Dataset records on visual material
__________

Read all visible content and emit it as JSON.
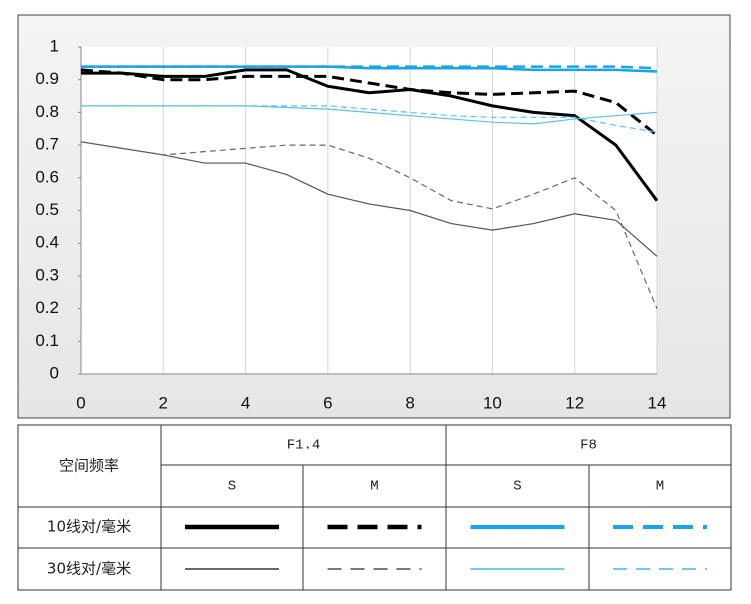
{
  "chart_data": {
    "type": "line",
    "x": [
      0,
      1,
      2,
      3,
      4,
      5,
      6,
      7,
      8,
      9,
      10,
      11,
      12,
      13,
      14
    ],
    "xlim": [
      0,
      14
    ],
    "xticks": [
      0,
      2,
      4,
      6,
      8,
      10,
      12,
      14
    ],
    "ylim": [
      0,
      1
    ],
    "yticks": [
      0,
      0.1,
      0.2,
      0.3,
      0.4,
      0.5,
      0.6,
      0.7,
      0.8,
      0.9,
      1
    ],
    "grid": "x",
    "series": [
      {
        "color": "#000000",
        "width": 3,
        "dash": false,
        "values": [
          0.92,
          0.92,
          0.91,
          0.91,
          0.93,
          0.93,
          0.88,
          0.86,
          0.87,
          0.85,
          0.82,
          0.8,
          0.79,
          0.7,
          0.53
        ]
      },
      {
        "color": "#000000",
        "width": 3,
        "dash": true,
        "values": [
          0.93,
          0.92,
          0.9,
          0.9,
          0.91,
          0.91,
          0.91,
          0.89,
          0.87,
          0.86,
          0.855,
          0.86,
          0.865,
          0.83,
          0.73
        ]
      },
      {
        "color": "#1aa3e8",
        "width": 2.5,
        "dash": false,
        "values": [
          0.94,
          0.94,
          0.94,
          0.94,
          0.94,
          0.94,
          0.94,
          0.935,
          0.935,
          0.935,
          0.935,
          0.93,
          0.93,
          0.93,
          0.925
        ]
      },
      {
        "color": "#1aa3e8",
        "width": 2.5,
        "dash": true,
        "values": [
          0.94,
          0.94,
          0.94,
          0.94,
          0.94,
          0.94,
          0.94,
          0.94,
          0.94,
          0.94,
          0.94,
          0.94,
          0.94,
          0.94,
          0.935
        ]
      },
      {
        "color": "#555555",
        "width": 1.2,
        "dash": false,
        "values": [
          0.71,
          0.69,
          0.67,
          0.645,
          0.645,
          0.61,
          0.55,
          0.52,
          0.5,
          0.46,
          0.44,
          0.46,
          0.49,
          0.47,
          0.36
        ]
      },
      {
        "color": "#666666",
        "width": 1.2,
        "dash": true,
        "values": [
          0.71,
          0.69,
          0.67,
          0.68,
          0.69,
          0.7,
          0.7,
          0.66,
          0.6,
          0.53,
          0.505,
          0.55,
          0.6,
          0.5,
          0.2
        ]
      },
      {
        "color": "#5bc0f0",
        "width": 1.2,
        "dash": false,
        "values": [
          0.82,
          0.82,
          0.82,
          0.82,
          0.82,
          0.815,
          0.81,
          0.8,
          0.79,
          0.78,
          0.77,
          0.765,
          0.78,
          0.79,
          0.8
        ]
      },
      {
        "color": "#5bc0f0",
        "width": 1.2,
        "dash": true,
        "values": [
          0.82,
          0.82,
          0.82,
          0.82,
          0.82,
          0.82,
          0.82,
          0.81,
          0.8,
          0.79,
          0.785,
          0.785,
          0.785,
          0.76,
          0.74
        ]
      }
    ]
  },
  "legend_table": {
    "corner": "空间频率",
    "apertures": [
      "F1.4",
      "F8"
    ],
    "types": [
      "S",
      "M",
      "S",
      "M"
    ],
    "rows": [
      "10线对/毫米",
      "30线对/毫米"
    ]
  }
}
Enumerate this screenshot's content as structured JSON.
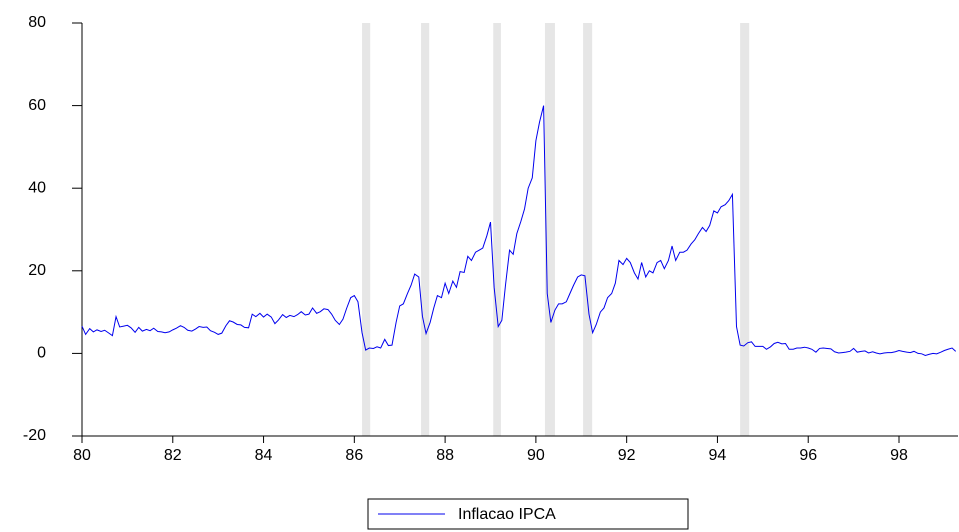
{
  "chart_data": {
    "type": "line",
    "series": [
      {
        "name": "Inflacao IPCA",
        "color": "#0000ee",
        "values": [
          6.6,
          4.6,
          6.0,
          5.2,
          5.7,
          5.3,
          5.6,
          5.0,
          4.3,
          8.9,
          6.4,
          6.6,
          6.8,
          6.2,
          5.1,
          6.3,
          5.4,
          5.8,
          5.5,
          6.1,
          5.3,
          5.2,
          5.0,
          5.2,
          5.7,
          6.1,
          6.7,
          6.3,
          5.6,
          5.4,
          5.9,
          6.5,
          6.3,
          6.4,
          5.5,
          5.1,
          4.6,
          4.9,
          6.7,
          7.9,
          7.6,
          7.0,
          6.9,
          6.3,
          6.2,
          9.5,
          8.9,
          9.7,
          8.8,
          9.5,
          8.8,
          7.2,
          8.1,
          9.4,
          8.7,
          9.2,
          8.9,
          9.4,
          10.1,
          9.3,
          9.5,
          11.0,
          9.7,
          10.1,
          10.8,
          10.6,
          9.5,
          8.0,
          7.0,
          8.3,
          10.9,
          13.5,
          14.0,
          12.5,
          5.0,
          0.8,
          1.3,
          1.2,
          1.6,
          1.3,
          3.4,
          1.9,
          2.0,
          7.5,
          11.5,
          12.0,
          14.5,
          16.5,
          19.2,
          18.5,
          9.0,
          4.8,
          7.5,
          11.0,
          14.0,
          13.5,
          17.0,
          14.5,
          17.5,
          16.0,
          19.8,
          19.6,
          23.5,
          22.5,
          24.5,
          25.0,
          25.5,
          28.5,
          31.8,
          16.0,
          6.5,
          8.0,
          16.5,
          25.0,
          24.0,
          29.0,
          32.0,
          35.0,
          40.0,
          42.5,
          51.5,
          56.0,
          60.0,
          14.5,
          7.5,
          10.5,
          12.0,
          12.0,
          12.5,
          14.5,
          16.5,
          18.5,
          19.0,
          18.8,
          9.5,
          5.0,
          7.0,
          10.0,
          11.0,
          13.5,
          14.5,
          17.0,
          22.5,
          21.5,
          23.0,
          22.0,
          19.5,
          18.0,
          22.0,
          18.5,
          20.0,
          19.5,
          22.0,
          22.5,
          20.5,
          22.5,
          26.0,
          22.5,
          24.5,
          24.5,
          25.0,
          26.5,
          27.5,
          29.0,
          30.5,
          29.5,
          31.0,
          34.5,
          34.0,
          35.5,
          36.0,
          37.0,
          38.5,
          6.5,
          2.0,
          1.8,
          2.6,
          2.8,
          1.7,
          1.7,
          1.7,
          1.0,
          1.6,
          2.4,
          2.7,
          2.3,
          2.4,
          1.0,
          1.0,
          1.3,
          1.3,
          1.5,
          1.3,
          1.0,
          0.3,
          1.2,
          1.3,
          1.2,
          1.1,
          0.4,
          0.1,
          0.2,
          0.3,
          0.5,
          1.2,
          0.3,
          0.5,
          0.6,
          0.1,
          0.4,
          0.1,
          -0.1,
          0.1,
          0.2,
          0.2,
          0.4,
          0.7,
          0.5,
          0.3,
          0.2,
          0.5,
          0.0,
          -0.1,
          -0.5,
          -0.2,
          0.0,
          -0.1,
          0.3,
          0.7,
          1.0,
          1.3,
          0.5
        ]
      }
    ],
    "x": [
      80,
      80.08,
      80.17,
      80.25,
      80.33,
      80.42,
      80.5,
      80.58,
      80.67,
      80.75,
      80.83,
      80.92,
      81,
      81.08,
      81.17,
      81.25,
      81.33,
      81.42,
      81.5,
      81.58,
      81.67,
      81.75,
      81.83,
      81.92,
      82,
      82.08,
      82.17,
      82.25,
      82.33,
      82.42,
      82.5,
      82.58,
      82.67,
      82.75,
      82.83,
      82.92,
      83,
      83.08,
      83.17,
      83.25,
      83.33,
      83.42,
      83.5,
      83.58,
      83.67,
      83.75,
      83.83,
      83.92,
      84,
      84.08,
      84.17,
      84.25,
      84.33,
      84.42,
      84.5,
      84.58,
      84.67,
      84.75,
      84.83,
      84.92,
      85,
      85.08,
      85.17,
      85.25,
      85.33,
      85.42,
      85.5,
      85.58,
      85.67,
      85.75,
      85.83,
      85.92,
      86,
      86.08,
      86.17,
      86.25,
      86.33,
      86.42,
      86.5,
      86.58,
      86.67,
      86.75,
      86.83,
      86.92,
      87,
      87.08,
      87.17,
      87.25,
      87.33,
      87.42,
      87.5,
      87.58,
      87.67,
      87.75,
      87.83,
      87.92,
      88,
      88.08,
      88.17,
      88.25,
      88.33,
      88.42,
      88.5,
      88.58,
      88.67,
      88.75,
      88.83,
      88.92,
      89,
      89.08,
      89.17,
      89.25,
      89.33,
      89.42,
      89.5,
      89.58,
      89.67,
      89.75,
      89.83,
      89.92,
      90,
      90.08,
      90.17,
      90.25,
      90.33,
      90.42,
      90.5,
      90.58,
      90.67,
      90.75,
      90.83,
      90.92,
      91,
      91.08,
      91.17,
      91.25,
      91.33,
      91.42,
      91.5,
      91.58,
      91.67,
      91.75,
      91.83,
      91.92,
      92,
      92.08,
      92.17,
      92.25,
      92.33,
      92.42,
      92.5,
      92.58,
      92.67,
      92.75,
      92.83,
      92.92,
      93,
      93.08,
      93.17,
      93.25,
      93.33,
      93.42,
      93.5,
      93.58,
      93.67,
      93.75,
      93.83,
      93.92,
      94,
      94.08,
      94.17,
      94.25,
      94.33,
      94.42,
      94.5,
      94.58,
      94.67,
      94.75,
      94.83,
      94.92,
      95,
      95.08,
      95.17,
      95.25,
      95.33,
      95.42,
      95.5,
      95.58,
      95.67,
      95.75,
      95.83,
      95.92,
      96,
      96.08,
      96.17,
      96.25,
      96.33,
      96.42,
      96.5,
      96.58,
      96.67,
      96.75,
      96.83,
      96.92,
      97,
      97.08,
      97.17,
      97.25,
      97.33,
      97.42,
      97.5,
      97.58,
      97.67,
      97.75,
      97.83,
      97.92,
      98,
      98.08,
      98.17,
      98.25,
      98.33,
      98.42,
      98.5,
      98.58,
      98.67,
      98.75,
      98.83,
      98.92,
      99,
      99.08,
      99.17,
      99.25
    ],
    "shaded_ranges": [
      [
        86.17,
        86.35
      ],
      [
        87.47,
        87.65
      ],
      [
        89.06,
        89.23
      ],
      [
        90.2,
        90.42
      ],
      [
        91.04,
        91.24
      ],
      [
        94.5,
        94.7
      ]
    ],
    "shade_color": "#e6e6e6",
    "xlim": [
      80,
      99.3
    ],
    "ylim": [
      -20,
      80
    ],
    "xticks": [
      80,
      82,
      84,
      86,
      88,
      90,
      92,
      94,
      96,
      98
    ],
    "yticks": [
      -20,
      0,
      20,
      40,
      60,
      80
    ],
    "legend": "bottom"
  }
}
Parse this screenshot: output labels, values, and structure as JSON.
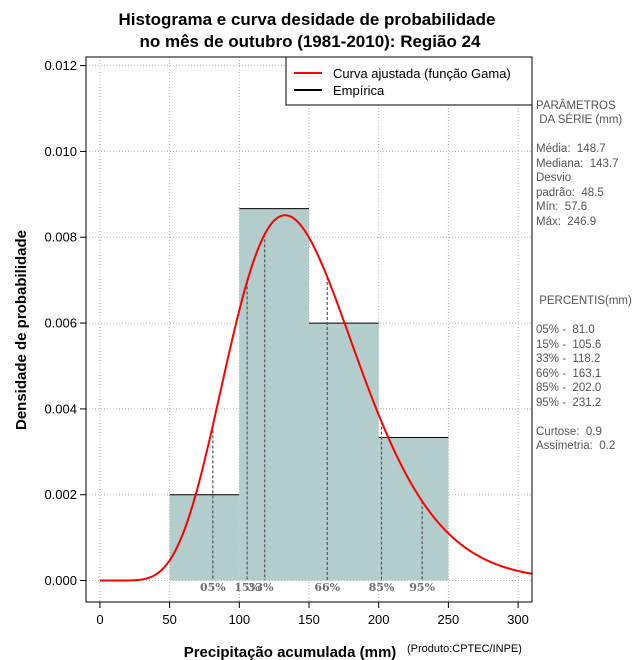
{
  "chart_data": {
    "type": "bar",
    "title": "Histograma e curva desidade de probabilidade",
    "subtitle": "no mês de outubro (1981-2010): Região 24",
    "title_line1": "Histograma e curva desidade de probabilidade",
    "xlabel": "Precipitação acumulada (mm)",
    "ylabel": "Densidade de probabilidade",
    "credit": "(Produto:CPTEC/INPE)",
    "xlim": [
      -10,
      310
    ],
    "ylim": [
      -0.0005,
      0.0122
    ],
    "x_ticks": [
      0,
      50,
      100,
      150,
      200,
      250,
      300
    ],
    "y_ticks": [
      0.0,
      0.002,
      0.004,
      0.006,
      0.008,
      0.01,
      0.012
    ],
    "y_tick_labels": [
      "0.000",
      "0.002",
      "0.004",
      "0.006",
      "0.008",
      "0.010",
      "0.012"
    ],
    "grid": true,
    "bins": [
      {
        "start": 50,
        "end": 100,
        "density": 0.002
      },
      {
        "start": 100,
        "end": 150,
        "density": 0.008667
      },
      {
        "start": 150,
        "end": 200,
        "density": 0.006
      },
      {
        "start": 200,
        "end": 250,
        "density": 0.003333
      }
    ],
    "gamma_fit": {
      "shape": 9.2,
      "scale": 16.2
    },
    "legend": [
      "Curva ajustada (função Gama)",
      "Empírica"
    ],
    "legend_position": "top-right",
    "percentiles": [
      {
        "label": "05%",
        "value": 81.0
      },
      {
        "label": "15%",
        "value": 105.6
      },
      {
        "label": "33%",
        "value": 118.2
      },
      {
        "label": "66%",
        "value": 163.1
      },
      {
        "label": "85%",
        "value": 202.0
      },
      {
        "label": "95%",
        "value": 231.2
      }
    ],
    "colors": {
      "bar_fill": "#b3cccc",
      "curve": "#ff0000",
      "grid": "#b0b0b0",
      "pct_line": "#555555"
    }
  },
  "side_panel": {
    "params_header_1": "PARÂMETROS",
    "params_header_2": " DA SÉRIE (mm)",
    "media": "Média:  148.7",
    "mediana": "Mediana:  143.7",
    "desvio_1": "Desvio",
    "desvio_2": "padrão:  48.5",
    "min": "Mín:  57.6",
    "max": "Máx:  246.9",
    "pct_header": " PERCENTIS(mm)",
    "p05": "05% -  81.0",
    "p15": "15% -  105.6",
    "p33": "33% -  118.2",
    "p66": "66% -  163.1",
    "p85": "85% -  202.0",
    "p95": "95% -  231.2",
    "curtose": "Curtose:  0.9",
    "assimetria": "Assimetria:  0.2"
  }
}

__________

--- EXERCISE ---
Copy out every line from the material above in which the word "JSON" appears.

--- WRITTEN ANSWER ---
Read all visible content and emit it as JSON.
Enumerate this screenshot's content as structured JSON.
Parse this screenshot: output labels, values, and structure as JSON.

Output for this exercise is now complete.